● **Task prompt**
Find every line in the records below that holds the word "Mapa" and copy it.

● **Given records**
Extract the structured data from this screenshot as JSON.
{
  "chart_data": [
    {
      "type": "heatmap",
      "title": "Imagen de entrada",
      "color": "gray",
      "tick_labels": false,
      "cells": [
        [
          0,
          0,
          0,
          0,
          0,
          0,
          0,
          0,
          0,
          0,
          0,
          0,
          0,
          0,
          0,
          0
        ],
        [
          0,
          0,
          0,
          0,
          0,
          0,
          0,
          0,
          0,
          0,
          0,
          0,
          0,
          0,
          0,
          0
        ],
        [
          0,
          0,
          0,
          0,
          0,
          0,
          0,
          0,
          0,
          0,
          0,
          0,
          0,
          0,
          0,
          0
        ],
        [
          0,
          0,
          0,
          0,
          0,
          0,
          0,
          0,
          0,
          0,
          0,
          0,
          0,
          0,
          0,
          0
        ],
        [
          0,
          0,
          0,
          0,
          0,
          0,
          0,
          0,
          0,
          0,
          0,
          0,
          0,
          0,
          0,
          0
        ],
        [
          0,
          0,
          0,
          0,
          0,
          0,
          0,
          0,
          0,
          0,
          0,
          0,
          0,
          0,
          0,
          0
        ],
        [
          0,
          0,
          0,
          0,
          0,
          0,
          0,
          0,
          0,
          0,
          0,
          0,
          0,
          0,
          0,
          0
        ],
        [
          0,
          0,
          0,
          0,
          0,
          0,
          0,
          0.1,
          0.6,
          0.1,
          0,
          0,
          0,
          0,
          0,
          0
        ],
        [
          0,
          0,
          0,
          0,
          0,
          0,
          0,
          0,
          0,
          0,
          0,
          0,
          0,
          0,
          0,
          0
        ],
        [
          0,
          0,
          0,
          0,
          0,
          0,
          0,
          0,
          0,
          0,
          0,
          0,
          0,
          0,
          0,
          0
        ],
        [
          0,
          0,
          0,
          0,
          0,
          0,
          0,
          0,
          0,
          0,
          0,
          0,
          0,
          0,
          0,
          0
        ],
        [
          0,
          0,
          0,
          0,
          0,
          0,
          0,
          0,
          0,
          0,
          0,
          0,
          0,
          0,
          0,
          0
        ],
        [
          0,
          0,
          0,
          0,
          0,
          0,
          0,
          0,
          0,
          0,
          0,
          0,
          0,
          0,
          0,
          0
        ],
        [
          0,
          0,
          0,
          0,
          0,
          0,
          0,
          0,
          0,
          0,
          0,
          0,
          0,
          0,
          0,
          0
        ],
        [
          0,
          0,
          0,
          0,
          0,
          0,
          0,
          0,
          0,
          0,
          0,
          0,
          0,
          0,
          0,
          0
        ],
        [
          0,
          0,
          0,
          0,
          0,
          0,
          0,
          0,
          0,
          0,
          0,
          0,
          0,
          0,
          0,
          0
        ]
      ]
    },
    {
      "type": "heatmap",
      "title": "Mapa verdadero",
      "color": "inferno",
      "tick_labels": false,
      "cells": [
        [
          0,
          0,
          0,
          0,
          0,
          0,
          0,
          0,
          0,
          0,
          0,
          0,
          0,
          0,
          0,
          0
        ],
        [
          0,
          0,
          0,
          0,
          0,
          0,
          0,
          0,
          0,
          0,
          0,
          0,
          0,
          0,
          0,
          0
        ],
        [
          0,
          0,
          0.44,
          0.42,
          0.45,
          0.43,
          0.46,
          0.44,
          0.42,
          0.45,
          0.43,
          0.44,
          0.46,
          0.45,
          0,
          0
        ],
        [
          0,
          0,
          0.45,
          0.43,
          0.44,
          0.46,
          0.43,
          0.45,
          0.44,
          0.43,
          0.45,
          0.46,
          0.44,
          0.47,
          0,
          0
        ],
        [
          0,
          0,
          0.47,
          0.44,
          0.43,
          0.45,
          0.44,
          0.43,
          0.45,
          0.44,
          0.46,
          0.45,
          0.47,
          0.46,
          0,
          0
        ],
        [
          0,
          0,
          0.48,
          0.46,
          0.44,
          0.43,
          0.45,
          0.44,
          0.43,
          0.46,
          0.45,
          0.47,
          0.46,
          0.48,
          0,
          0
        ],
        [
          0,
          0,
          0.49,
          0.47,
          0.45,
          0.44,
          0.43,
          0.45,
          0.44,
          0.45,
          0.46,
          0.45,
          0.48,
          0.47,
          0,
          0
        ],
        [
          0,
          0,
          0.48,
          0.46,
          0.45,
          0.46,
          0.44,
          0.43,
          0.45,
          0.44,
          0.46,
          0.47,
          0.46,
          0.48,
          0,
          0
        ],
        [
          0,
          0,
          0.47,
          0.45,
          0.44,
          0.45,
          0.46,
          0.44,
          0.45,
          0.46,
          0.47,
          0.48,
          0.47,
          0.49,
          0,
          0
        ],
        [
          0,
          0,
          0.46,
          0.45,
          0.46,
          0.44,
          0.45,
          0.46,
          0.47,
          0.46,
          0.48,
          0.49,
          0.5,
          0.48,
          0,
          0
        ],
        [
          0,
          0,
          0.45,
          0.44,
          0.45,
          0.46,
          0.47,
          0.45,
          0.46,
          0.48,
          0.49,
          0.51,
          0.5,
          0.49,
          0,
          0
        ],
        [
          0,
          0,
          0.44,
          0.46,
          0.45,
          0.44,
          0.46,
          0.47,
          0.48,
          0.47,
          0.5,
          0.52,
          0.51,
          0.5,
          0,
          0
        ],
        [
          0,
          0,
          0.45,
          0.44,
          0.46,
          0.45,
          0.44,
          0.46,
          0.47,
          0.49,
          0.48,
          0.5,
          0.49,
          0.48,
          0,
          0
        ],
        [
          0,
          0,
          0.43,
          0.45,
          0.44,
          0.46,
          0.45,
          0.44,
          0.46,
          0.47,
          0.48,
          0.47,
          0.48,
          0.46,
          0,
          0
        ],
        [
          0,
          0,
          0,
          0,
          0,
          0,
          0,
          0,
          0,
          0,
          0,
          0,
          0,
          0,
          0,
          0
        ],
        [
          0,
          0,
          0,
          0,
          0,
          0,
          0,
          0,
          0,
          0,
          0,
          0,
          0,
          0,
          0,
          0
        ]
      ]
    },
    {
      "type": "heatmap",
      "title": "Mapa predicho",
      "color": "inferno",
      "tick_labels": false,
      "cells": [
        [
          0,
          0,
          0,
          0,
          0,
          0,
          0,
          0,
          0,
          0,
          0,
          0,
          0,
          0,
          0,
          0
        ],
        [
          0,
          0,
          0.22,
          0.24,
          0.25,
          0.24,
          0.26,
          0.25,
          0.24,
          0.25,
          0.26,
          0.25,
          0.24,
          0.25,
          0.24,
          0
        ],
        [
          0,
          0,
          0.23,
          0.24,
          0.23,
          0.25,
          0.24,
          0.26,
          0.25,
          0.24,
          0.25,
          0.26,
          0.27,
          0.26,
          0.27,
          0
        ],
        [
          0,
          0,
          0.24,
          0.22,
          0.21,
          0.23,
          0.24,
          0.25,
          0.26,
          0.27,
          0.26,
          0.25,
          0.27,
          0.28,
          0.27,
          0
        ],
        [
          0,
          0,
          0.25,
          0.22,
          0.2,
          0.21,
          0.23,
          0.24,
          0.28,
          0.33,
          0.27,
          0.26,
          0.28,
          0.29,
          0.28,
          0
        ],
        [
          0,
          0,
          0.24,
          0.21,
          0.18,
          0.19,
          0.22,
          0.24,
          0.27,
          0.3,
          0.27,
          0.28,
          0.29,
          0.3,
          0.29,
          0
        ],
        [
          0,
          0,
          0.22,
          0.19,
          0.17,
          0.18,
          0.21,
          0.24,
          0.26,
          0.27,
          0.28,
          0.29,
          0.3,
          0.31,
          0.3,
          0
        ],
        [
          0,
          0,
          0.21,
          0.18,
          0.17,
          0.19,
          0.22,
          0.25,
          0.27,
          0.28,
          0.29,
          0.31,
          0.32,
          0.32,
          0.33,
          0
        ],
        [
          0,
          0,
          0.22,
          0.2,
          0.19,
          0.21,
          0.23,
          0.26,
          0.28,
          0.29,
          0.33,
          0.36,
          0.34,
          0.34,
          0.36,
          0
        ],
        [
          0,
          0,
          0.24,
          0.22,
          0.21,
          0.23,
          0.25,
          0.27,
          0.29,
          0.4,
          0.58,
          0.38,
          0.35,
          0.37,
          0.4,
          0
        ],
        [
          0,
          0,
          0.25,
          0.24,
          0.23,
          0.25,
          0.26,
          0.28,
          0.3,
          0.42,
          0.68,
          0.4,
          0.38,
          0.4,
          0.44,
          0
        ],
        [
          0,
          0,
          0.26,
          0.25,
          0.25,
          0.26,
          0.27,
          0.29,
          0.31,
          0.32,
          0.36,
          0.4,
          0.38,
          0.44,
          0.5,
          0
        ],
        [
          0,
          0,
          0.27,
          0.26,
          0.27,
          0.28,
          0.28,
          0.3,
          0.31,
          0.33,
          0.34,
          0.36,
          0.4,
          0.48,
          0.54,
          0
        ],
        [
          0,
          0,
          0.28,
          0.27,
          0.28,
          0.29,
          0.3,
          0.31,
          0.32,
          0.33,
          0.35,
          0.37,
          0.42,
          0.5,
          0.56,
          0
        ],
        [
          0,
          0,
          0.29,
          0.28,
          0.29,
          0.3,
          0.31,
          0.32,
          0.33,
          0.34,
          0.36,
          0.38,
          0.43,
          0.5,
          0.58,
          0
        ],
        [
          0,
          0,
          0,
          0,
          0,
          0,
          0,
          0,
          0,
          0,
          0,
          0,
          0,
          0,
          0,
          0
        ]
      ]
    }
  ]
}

● **Answer to this task**
      "title": "Mapa verdadero",
      "title": "Mapa predicho",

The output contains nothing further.